→ WORK REQUIRED: Exclude the pictures, then repeat the remaining data exactly.

→ DATA SHOWN:
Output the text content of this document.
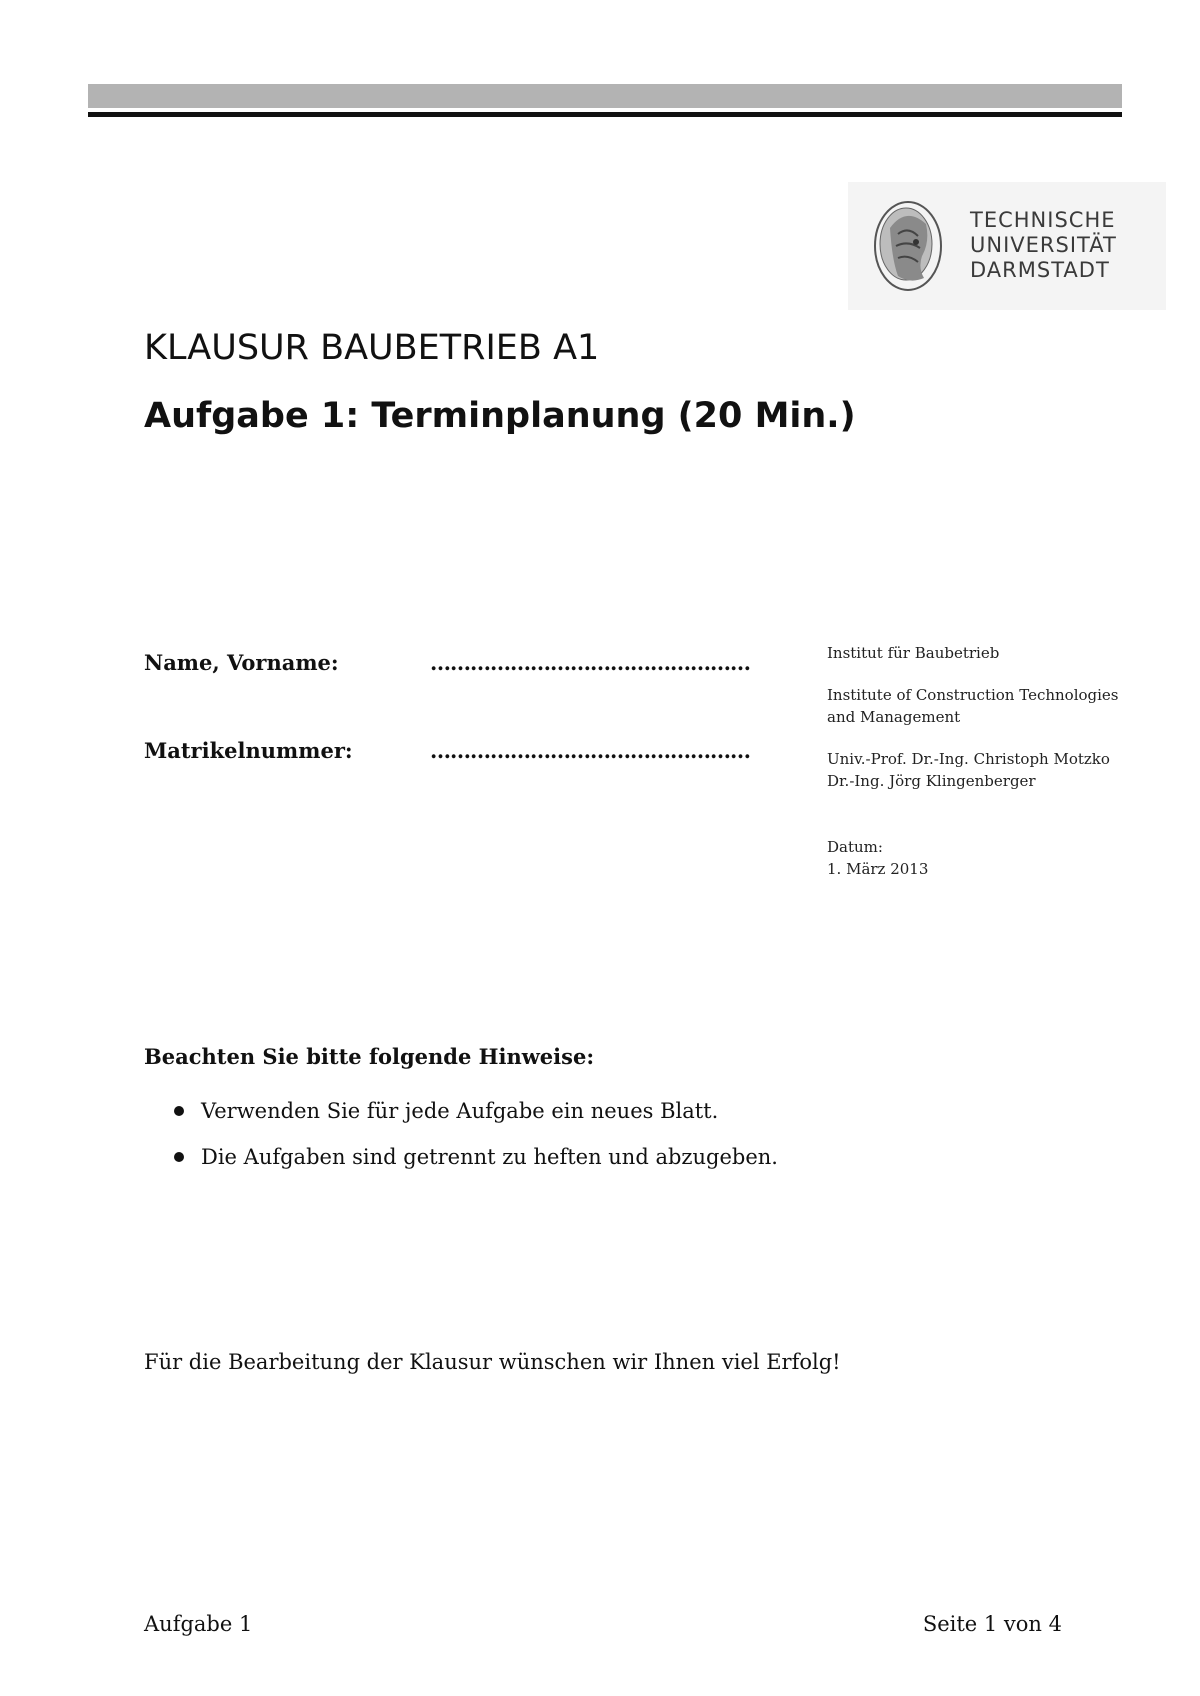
TECHNISCHE
UNIVERSITÄT
DARMSTADT
KLAUSUR BAUBETRIEB A1
Aufgabe 1: Terminplanung (20 Min.)
Name, Vorname:	…………………………………………
Matrikelnummer:	…………………………………………

Institut für Baubetrieb

Institute of Construction Technologies

and Management

Univ.-Prof. Dr.-Ing. Christoph Motzko

Dr.-Ing. Jörg Klingenberger

Datum:

1. März 2013

Beachten Sie bitte folgende Hinweise:
Verwenden Sie für jede Aufgabe ein neues Blatt.
Die Aufgaben sind getrennt zu heften und abzugeben.
Für die Bearbeitung der Klausur wünschen wir Ihnen viel Erfolg!
Aufgabe 1	Seite 1 von 4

→ SOLUTION TO THIS EXERCISE:
Output the text content of this document.
TECHNISCHE
UNIVERSITÄT
DARMSTADT
KLAUSUR BAUBETRIEB A1
Aufgabe 1: Terminplanung (20 Min.)
Name, Vorname:	…………………………………………
Matrikelnummer:	…………………………………………

Institut für Baubetrieb

Institute of Construction Technologies

and Management

Univ.-Prof. Dr.-Ing. Christoph Motzko

Dr.-Ing. Jörg Klingenberger

Datum:

1. März 2013

Beachten Sie bitte folgende Hinweise:
Verwenden Sie für jede Aufgabe ein neues Blatt.
Die Aufgaben sind getrennt zu heften und abzugeben.
Für die Bearbeitung der Klausur wünschen wir Ihnen viel Erfolg!
Aufgabe 1	Seite 1 von 4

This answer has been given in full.